→ Direction: Only the number is wanted: how many lines in the data contain "Frankenstein"?

● ● ●

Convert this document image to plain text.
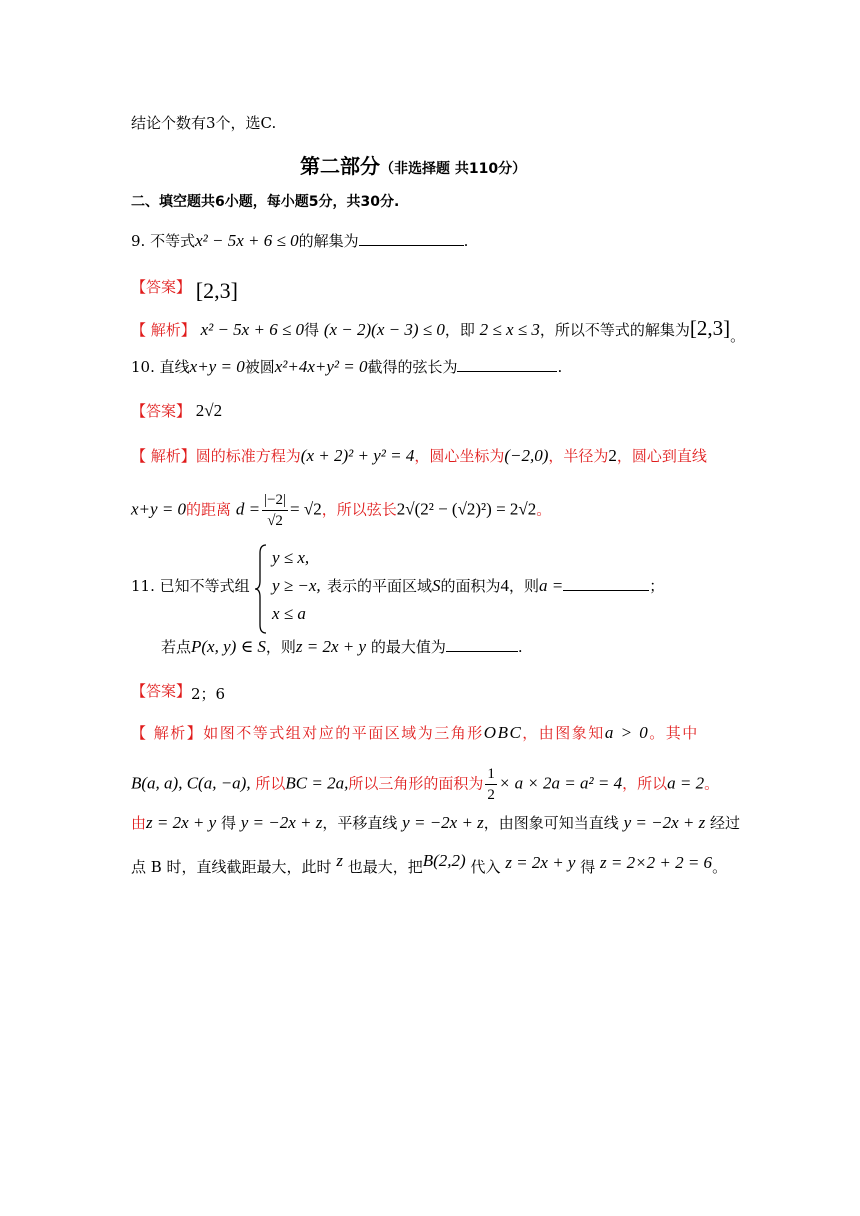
结论个数有3个，选C.
第二部分（非选择题 共110分）
二、填空题共6小题，每小题5分，共30分.
9. 不等式x² − 5x + 6 ≤ 0的解集为	.
【答案】 [2,3]
【 解析】 x² − 5x + 6 ≤ 0得 (x − 2)(x − 3) ≤ 0，即 2 ≤ x ≤ 3，所以不等式的解集为[2,3]。
10. 直线x+y = 0被圆x²+4x+y² = 0截得的弦长为	.
【答案】 2√2
【 解析】圆的标准方程为(x + 2)² + y² = 4，圆心坐标为(−2,0)，半径为2，圆心到直线
x+y = 0的距离 $d = \frac{|-2|}{√2} = √2$，所以弦长2√(2² − (√2)²) = 2√2。
11. 已知不等式组
y ≤ x,
y ≥ −x,
x ≤ a
表示的平面区域S的面积为4，则a =	；
若点P(x, y) ∈ S，则z = 2x + y 的最大值为	.
【答案】2；6
【 解析】如图不等式组对应的平面区域为三角形OBC，由图象知a > 0。其中
B(a, a), C(a, −a), 所以BC = 2a,所以三角形的面积为 $\frac{1}{2} \times a \times 2a = a^2 = 4$，所以a = 2。
由z = 2x + y 得 y = −2x + z，平移直线 y = −2x + z，由图象可知当直线 y = −2x + z 经过
点 B 时，直线截距最大，此时 z 也最大，把B(2,2) 代入 z = 2x + y 得 z = 2×2 + 2 = 6。
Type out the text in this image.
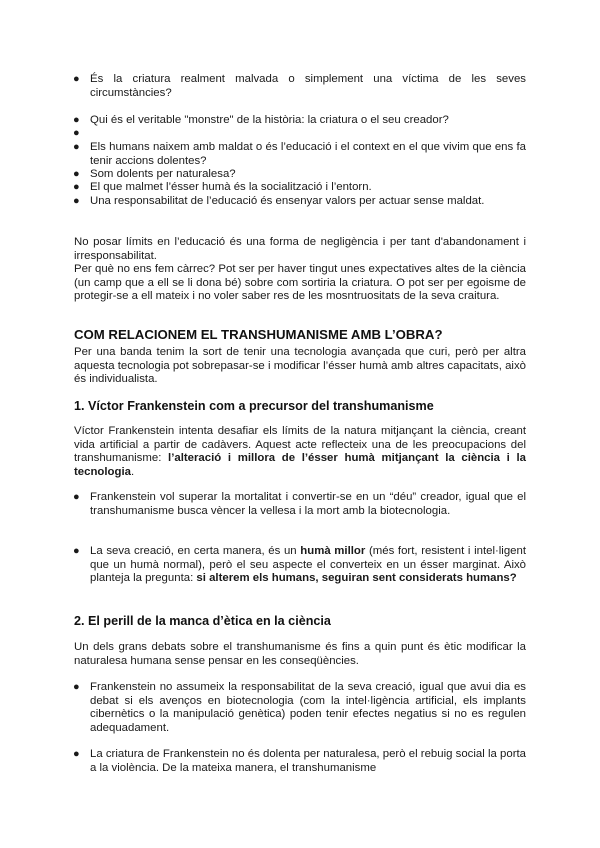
● És la criatura realment malvada o simplement una víctima de les seves circumstàncies?

● Qui és el veritable "monstre" de la història: la criatura o el seu creador?

●

● Els humans naixem amb maldat o és l’educació i el context en el que vivim que ens fa tenir accions dolentes?

● Som dolents per naturalesa?

● El que malmet l’ésser humà és la socialització i l’entorn.

● Una responsabilitat de l’educació és ensenyar valors per actuar sense maldat.

No posar límits en l’educació és una forma de negligència i per tant d'abandonament i irresponsabilitat.

Per què no ens fem càrrec? Pot ser per haver tingut unes expectatives altes de la ciència (un camp que a ell se li dona bé) sobre com sortiria la criatura. O pot ser per egoisme de protegir-se a ell mateix i no voler saber res de les mosntruositats de la seva craitura.

COM RELACIONEM EL TRANSHUMANISME AMB L’OBRA?

Per una banda tenim la sort de tenir una tecnologia avançada que curi, però per altra aquesta tecnologia pot sobrepasar-se i modificar l’ésser humà amb altres capacitats, això és individualista.

1. Víctor Frankenstein com a precursor del transhumanisme

Víctor Frankenstein intenta desafiar els límits de la natura mitjançant la ciència, creant vida artificial a partir de cadàvers. Aquest acte reflecteix una de les preocupacions del transhumanisme: l’alteració i millora de l’ésser humà mitjançant la ciència i la tecnologia.

● Frankenstein vol superar la mortalitat i convertir-se en un “déu” creador, igual que el transhumanisme busca vèncer la vellesa i la mort amb la biotecnologia.

● La seva creació, en certa manera, és un humà millor (més fort, resistent i intel·ligent que un humà normal), però el seu aspecte el converteix en un ésser marginat. Això planteja la pregunta: si alterem els humans, seguiran sent considerats humans?

2. El perill de la manca d’ètica en la ciència

Un dels grans debats sobre el transhumanisme és fins a quin punt és ètic modificar la naturalesa humana sense pensar en les conseqüències.

● Frankenstein no assumeix la responsabilitat de la seva creació, igual que avui dia es debat si els avenços en biotecnologia (com la intel·ligència artificial, els implants cibernètics o la manipulació genètica) poden tenir efectes negatius si no es regulen adequadament.

● La criatura de Frankenstein no és dolenta per naturalesa, però el rebuig social la porta a la violència. De la mateixa manera, el transhumanisme
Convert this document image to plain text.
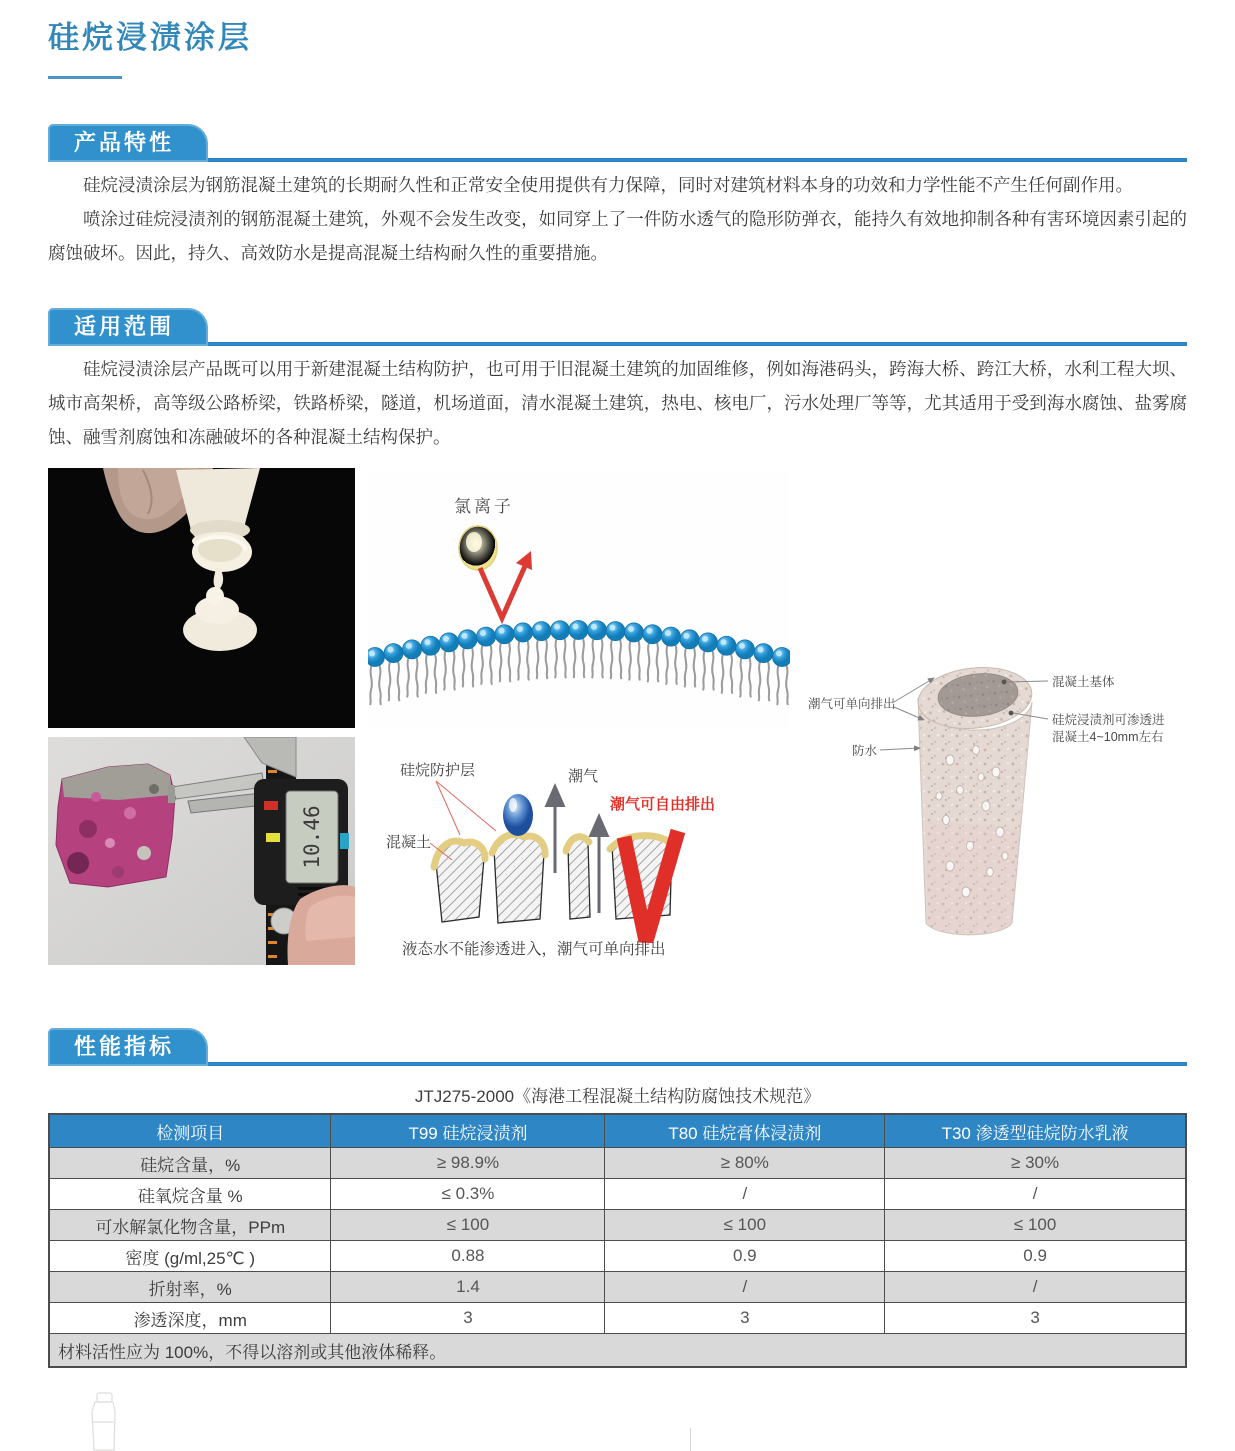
硅烷浸渍涂层
产品特性

硅烷浸渍涂层为钢筋混凝土建筑的长期耐久性和正常安全使用提供有力保障，同时对建筑材料本身的功效和力学性能不产生任何副作用。

喷涂过硅烷浸渍剂的钢筋混凝土建筑，外观不会发生改变，如同穿上了一件防水透气的隐形防弹衣，能持久有效地抑制各种有害环境因素引起的腐蚀破坏。因此，持久、高效防水是提高混凝土结构耐久性的重要措施。

适用范围

硅烷浸渍涂层产品既可以用于新建混凝土结构防护，也可用于旧混凝土建筑的加固维修，例如海港码头，跨海大桥、跨江大桥，水利工程大坝、城市高架桥，高等级公路桥梁，铁路桥梁，隧道，机场道面，清水混凝土建筑，热电、核电厂，污水处理厂等等，尤其适用于受到海水腐蚀、盐雾腐蚀、融雪剂腐蚀和冻融破坏的各种混凝土结构保护。

氯离子
潮气可单向排出
混凝土基体
硅烷浸渍剂可渗透进
混凝土4~10mm左右
防水
10.46
硅烷防护层
混凝土
潮气
潮气可自由排出
液态水不能渗透进入，潮气可单向排出
性能指标
JTJ275-2000《海港工程混凝土结构防腐蚀技术规范》
检测项目	T99 硅烷浸渍剂	T80 硅烷膏体浸渍剂	T30 渗透型硅烷防水乳液
硅烷含量，%	≥ 98.9%	≥ 80%	≥ 30%
硅氧烷含量 %	≤ 0.3%	/	/
可水解氯化物含量，PPm	≤ 100	≤ 100	≤ 100
密度 (g/ml,25℃ )	0.88	0.9	0.9
折射率，%	1.4	/	/
渗透深度，mm	3	3	3
材料活性应为 100%，不得以溶剂或其他液体稀释。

● ● ●

→ Solution below: 5